LISTED RECORDS:

• • •

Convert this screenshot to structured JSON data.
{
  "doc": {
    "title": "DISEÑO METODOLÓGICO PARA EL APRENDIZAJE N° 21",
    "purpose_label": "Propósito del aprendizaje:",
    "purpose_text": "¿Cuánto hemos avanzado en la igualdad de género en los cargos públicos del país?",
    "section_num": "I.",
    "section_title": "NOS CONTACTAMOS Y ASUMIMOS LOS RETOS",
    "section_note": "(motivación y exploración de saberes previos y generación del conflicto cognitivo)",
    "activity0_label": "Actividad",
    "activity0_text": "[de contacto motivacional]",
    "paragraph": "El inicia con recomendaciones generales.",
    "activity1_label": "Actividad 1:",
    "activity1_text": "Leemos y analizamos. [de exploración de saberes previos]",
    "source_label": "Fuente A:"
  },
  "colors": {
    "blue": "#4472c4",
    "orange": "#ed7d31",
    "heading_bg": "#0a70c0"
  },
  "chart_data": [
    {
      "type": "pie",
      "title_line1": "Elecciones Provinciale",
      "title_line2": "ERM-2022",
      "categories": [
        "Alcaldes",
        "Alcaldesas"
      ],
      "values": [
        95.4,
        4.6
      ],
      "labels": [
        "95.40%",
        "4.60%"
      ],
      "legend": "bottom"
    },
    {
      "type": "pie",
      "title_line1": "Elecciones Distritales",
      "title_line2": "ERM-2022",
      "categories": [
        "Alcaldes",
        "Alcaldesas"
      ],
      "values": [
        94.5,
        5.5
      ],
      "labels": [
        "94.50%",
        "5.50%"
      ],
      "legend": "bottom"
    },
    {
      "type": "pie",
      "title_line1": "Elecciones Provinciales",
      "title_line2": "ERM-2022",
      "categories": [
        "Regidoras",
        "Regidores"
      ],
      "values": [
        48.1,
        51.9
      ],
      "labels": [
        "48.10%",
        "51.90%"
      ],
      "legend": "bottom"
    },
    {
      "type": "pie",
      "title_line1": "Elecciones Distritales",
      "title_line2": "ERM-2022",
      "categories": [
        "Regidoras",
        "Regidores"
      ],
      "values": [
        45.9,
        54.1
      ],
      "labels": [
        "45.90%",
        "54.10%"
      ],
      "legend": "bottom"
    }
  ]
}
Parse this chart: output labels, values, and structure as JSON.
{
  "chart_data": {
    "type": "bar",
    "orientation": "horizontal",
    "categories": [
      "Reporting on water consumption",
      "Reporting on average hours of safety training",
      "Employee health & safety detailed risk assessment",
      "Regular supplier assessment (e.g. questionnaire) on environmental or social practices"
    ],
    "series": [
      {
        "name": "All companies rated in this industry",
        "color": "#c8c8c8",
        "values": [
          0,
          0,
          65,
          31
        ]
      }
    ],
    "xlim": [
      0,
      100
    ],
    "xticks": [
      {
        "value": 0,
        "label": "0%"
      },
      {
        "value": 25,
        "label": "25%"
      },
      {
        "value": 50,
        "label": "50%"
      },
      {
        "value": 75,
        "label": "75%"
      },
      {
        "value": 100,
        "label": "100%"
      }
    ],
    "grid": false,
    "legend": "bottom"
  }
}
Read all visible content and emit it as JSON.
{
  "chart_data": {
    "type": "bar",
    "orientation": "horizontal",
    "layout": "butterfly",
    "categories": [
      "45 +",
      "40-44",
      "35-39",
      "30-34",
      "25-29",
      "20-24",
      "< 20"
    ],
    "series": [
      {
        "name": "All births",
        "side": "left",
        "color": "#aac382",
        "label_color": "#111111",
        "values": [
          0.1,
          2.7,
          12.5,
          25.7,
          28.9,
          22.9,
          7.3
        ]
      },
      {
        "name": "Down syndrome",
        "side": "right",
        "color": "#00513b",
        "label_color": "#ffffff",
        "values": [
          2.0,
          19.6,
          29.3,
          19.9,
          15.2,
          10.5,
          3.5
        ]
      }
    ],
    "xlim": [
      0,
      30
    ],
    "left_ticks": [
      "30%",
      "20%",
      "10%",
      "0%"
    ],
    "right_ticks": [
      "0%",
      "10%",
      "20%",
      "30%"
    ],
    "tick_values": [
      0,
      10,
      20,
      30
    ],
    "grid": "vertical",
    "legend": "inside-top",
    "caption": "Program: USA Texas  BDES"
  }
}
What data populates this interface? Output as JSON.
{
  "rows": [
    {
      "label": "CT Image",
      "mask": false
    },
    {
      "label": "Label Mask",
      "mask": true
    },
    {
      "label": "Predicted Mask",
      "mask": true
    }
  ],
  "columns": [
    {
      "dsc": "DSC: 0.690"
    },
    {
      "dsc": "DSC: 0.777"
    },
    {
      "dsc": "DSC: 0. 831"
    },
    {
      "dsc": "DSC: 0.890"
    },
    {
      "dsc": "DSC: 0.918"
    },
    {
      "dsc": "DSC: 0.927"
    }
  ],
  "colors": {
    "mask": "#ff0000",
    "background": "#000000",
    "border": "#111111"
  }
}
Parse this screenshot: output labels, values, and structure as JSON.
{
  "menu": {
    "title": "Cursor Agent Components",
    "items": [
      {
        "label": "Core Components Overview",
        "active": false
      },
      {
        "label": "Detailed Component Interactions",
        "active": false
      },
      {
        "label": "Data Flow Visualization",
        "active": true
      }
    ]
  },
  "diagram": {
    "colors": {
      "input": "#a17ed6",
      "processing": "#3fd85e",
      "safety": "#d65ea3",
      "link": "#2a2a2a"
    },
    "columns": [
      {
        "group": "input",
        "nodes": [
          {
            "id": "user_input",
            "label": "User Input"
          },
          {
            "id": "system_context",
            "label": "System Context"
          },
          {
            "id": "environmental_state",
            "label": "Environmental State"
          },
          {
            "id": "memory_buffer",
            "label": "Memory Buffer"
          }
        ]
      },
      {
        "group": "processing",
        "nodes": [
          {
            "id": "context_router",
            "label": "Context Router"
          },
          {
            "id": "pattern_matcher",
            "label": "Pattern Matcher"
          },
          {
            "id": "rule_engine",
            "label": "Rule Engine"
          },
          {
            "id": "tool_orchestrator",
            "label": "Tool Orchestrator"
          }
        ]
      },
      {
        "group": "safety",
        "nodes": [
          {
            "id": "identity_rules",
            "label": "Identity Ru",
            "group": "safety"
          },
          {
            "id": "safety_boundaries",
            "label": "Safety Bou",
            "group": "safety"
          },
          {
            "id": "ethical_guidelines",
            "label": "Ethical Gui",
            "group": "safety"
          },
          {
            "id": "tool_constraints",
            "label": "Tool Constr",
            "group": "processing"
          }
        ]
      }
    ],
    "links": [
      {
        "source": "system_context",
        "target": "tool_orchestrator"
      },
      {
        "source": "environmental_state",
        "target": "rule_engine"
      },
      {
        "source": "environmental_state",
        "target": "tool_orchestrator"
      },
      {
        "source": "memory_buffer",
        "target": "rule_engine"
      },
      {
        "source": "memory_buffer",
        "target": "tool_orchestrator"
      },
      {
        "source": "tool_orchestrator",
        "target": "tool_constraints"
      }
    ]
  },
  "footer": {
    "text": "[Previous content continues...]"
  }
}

• • •

EXERCISE DETAILS: Pick out each line in the material containing "JSON".

WRITTEN ANSWER:
Convert this screenshot to structured JSON data.
Parse this chart: output labels, values, and structure as JSON.
Read all visible content and emit it as JSON.
What data populates this interface? Output as JSON.
Parse this screenshot: output labels, values, and structure as JSON.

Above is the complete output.